What you need to do :: Search the data below for the word "Velocity" and copy each line that holds it.
········
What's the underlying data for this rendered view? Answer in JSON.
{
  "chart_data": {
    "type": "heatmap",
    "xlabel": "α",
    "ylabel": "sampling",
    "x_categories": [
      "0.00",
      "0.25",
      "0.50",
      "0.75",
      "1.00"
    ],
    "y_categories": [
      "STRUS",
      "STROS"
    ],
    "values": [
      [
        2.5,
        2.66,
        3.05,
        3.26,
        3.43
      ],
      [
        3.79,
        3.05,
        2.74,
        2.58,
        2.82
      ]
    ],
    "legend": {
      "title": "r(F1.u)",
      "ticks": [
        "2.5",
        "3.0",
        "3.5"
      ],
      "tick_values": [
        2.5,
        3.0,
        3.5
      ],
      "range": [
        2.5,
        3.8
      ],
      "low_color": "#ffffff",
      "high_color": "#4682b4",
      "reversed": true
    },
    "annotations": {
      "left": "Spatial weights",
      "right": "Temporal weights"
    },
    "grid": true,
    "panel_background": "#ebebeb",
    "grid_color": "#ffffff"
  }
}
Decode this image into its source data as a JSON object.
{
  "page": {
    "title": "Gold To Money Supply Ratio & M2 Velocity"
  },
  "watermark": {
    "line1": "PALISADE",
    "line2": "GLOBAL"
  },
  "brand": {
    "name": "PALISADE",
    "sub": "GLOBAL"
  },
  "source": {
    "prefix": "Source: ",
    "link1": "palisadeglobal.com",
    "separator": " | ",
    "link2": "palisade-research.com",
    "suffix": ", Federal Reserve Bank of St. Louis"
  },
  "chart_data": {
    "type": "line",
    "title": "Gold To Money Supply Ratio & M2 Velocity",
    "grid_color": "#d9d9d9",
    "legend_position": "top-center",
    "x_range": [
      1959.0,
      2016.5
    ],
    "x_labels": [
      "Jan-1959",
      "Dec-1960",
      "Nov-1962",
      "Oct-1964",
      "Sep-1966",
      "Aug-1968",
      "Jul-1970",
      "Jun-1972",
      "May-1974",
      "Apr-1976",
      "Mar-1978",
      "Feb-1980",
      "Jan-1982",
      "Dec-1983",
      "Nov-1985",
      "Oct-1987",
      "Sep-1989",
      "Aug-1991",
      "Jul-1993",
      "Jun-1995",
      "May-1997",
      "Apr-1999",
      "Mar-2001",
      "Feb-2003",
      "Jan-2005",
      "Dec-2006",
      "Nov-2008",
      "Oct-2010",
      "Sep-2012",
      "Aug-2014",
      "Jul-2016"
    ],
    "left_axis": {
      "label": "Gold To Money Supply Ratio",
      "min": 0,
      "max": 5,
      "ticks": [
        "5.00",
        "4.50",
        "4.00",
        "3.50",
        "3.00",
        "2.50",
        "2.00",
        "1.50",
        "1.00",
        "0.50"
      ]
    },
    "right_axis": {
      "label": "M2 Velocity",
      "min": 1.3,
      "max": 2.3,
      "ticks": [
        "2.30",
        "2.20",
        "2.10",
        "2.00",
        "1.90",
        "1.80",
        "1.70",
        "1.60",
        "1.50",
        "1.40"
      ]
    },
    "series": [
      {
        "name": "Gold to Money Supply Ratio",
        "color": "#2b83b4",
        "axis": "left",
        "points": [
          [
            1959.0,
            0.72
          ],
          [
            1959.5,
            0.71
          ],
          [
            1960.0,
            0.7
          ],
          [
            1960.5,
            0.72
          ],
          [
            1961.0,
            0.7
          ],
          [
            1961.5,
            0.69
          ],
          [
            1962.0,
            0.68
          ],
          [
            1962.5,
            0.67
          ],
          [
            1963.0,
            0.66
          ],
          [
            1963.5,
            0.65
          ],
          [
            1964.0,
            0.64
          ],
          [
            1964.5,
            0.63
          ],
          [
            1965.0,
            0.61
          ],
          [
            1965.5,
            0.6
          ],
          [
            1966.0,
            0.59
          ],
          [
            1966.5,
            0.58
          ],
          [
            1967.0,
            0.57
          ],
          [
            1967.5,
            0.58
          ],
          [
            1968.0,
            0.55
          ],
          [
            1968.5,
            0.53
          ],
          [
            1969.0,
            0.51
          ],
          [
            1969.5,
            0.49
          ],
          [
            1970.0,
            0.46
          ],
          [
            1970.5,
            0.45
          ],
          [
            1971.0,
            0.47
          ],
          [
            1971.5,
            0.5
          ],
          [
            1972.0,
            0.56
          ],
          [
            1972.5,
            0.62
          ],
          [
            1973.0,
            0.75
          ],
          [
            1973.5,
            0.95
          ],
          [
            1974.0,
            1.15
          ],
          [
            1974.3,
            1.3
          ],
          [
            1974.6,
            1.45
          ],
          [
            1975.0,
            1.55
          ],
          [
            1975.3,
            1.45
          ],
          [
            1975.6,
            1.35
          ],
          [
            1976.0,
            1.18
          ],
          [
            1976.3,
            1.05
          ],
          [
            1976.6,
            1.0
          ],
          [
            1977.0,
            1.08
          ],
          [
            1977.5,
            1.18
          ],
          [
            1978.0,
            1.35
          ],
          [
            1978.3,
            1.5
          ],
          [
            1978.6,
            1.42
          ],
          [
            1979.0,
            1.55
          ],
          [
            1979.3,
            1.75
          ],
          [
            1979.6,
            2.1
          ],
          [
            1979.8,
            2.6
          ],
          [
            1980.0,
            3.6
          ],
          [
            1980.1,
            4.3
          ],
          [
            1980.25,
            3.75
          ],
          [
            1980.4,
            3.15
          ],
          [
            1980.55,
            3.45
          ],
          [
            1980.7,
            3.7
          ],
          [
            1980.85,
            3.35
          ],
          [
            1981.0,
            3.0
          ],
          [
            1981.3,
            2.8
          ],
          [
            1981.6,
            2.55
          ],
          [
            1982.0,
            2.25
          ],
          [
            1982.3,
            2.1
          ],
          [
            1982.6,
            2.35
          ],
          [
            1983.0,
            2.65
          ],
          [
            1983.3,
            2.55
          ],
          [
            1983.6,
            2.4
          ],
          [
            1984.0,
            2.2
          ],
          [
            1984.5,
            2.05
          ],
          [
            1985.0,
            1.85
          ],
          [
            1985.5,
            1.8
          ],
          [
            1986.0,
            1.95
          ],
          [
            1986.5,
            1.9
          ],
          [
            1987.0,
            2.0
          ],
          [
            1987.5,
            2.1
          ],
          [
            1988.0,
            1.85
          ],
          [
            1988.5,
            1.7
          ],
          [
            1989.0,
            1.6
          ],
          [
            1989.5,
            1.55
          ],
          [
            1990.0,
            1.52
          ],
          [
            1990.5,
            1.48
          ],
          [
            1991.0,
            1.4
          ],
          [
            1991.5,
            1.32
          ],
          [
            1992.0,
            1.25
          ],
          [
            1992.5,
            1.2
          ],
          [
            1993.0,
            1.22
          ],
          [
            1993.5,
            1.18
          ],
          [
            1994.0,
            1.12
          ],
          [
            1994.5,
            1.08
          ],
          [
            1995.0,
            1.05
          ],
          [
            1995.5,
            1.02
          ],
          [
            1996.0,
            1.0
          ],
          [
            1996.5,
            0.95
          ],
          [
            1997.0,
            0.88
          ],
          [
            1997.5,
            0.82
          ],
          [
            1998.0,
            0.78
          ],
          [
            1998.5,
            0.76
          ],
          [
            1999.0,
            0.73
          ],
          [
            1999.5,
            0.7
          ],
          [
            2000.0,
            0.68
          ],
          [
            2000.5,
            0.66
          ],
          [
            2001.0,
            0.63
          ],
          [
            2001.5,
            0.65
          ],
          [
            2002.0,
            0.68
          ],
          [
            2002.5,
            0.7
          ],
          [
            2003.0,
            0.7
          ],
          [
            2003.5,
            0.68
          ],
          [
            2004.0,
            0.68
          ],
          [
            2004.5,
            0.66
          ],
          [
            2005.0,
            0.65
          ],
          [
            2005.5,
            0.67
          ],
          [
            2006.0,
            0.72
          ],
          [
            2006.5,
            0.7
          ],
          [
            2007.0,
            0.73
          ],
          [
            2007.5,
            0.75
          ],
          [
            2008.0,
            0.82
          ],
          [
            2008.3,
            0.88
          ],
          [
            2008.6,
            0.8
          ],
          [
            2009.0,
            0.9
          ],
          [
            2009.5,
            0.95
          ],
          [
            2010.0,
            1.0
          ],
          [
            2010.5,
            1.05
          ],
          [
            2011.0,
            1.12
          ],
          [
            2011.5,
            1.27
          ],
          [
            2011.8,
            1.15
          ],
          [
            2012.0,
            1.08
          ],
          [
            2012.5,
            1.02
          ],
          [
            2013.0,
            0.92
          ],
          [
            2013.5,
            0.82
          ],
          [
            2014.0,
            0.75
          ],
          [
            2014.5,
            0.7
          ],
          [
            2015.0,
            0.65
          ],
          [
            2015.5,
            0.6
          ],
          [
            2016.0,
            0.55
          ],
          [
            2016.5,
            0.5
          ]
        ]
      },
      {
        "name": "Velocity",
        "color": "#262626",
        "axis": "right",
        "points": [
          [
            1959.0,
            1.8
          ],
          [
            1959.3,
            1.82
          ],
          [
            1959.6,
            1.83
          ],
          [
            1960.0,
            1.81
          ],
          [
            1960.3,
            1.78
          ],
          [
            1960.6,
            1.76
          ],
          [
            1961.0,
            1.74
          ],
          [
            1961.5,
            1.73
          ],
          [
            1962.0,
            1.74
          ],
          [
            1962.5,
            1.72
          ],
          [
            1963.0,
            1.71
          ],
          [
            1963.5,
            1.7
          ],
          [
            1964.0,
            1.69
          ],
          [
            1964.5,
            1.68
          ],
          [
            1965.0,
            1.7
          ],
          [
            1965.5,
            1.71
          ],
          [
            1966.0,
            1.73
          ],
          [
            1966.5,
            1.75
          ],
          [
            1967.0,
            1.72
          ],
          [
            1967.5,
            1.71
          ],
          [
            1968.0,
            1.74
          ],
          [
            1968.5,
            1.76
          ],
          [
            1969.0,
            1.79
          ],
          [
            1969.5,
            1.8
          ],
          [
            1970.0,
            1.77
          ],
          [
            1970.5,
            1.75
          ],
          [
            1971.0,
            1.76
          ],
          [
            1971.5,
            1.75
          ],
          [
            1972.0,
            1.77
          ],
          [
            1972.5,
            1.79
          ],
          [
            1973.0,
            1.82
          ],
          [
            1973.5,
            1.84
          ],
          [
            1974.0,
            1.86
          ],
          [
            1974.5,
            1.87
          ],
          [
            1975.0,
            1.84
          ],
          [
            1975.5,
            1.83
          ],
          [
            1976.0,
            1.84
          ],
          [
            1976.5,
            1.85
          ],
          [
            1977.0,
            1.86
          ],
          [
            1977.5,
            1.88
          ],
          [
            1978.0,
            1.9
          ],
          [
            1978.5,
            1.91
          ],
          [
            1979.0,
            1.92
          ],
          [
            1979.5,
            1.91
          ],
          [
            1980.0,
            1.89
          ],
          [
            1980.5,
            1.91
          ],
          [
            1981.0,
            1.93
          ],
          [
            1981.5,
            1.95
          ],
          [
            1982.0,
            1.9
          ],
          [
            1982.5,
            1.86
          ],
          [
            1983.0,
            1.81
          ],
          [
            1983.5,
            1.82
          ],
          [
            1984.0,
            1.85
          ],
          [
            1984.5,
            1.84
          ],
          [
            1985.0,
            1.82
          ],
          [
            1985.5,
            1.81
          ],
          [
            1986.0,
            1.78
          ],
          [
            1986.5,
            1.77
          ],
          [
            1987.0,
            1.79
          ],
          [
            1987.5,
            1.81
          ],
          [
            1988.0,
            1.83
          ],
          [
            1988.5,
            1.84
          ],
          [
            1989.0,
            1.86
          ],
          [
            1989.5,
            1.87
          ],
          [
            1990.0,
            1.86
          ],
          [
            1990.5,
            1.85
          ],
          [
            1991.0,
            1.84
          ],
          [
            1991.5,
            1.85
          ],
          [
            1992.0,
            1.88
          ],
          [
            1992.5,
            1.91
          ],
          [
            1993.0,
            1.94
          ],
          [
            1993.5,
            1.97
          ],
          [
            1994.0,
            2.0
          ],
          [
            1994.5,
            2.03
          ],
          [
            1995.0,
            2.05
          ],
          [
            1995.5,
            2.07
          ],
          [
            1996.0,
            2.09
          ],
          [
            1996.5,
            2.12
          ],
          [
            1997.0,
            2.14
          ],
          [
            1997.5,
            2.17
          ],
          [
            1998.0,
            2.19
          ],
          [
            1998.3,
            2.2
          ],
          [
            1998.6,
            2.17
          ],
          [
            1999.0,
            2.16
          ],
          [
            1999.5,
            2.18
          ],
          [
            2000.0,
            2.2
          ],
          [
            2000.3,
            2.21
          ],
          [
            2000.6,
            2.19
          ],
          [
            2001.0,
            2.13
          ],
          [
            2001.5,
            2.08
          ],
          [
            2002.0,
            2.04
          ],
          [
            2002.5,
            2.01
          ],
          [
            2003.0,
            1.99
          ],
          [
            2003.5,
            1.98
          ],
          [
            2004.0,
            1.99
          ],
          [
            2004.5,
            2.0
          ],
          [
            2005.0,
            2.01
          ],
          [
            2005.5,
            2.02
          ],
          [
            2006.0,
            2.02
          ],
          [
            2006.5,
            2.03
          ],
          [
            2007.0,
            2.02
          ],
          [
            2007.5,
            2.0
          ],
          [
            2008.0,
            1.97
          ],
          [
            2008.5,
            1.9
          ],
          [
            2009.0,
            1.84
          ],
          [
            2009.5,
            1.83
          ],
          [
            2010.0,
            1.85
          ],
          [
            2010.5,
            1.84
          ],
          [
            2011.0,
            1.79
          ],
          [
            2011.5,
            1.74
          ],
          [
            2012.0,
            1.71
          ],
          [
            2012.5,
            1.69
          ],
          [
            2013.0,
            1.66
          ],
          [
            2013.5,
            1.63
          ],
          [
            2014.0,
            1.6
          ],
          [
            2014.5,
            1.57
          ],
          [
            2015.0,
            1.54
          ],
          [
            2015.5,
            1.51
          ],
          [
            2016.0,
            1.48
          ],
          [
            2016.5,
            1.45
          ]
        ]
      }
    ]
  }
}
········
Written reply ::
    "title": "Gold To Money Supply Ratio & M2 Velocity"
    "title": "Gold To Money Supply Ratio & M2 Velocity",
      "label": "M2 Velocity",
        "name": "Velocity",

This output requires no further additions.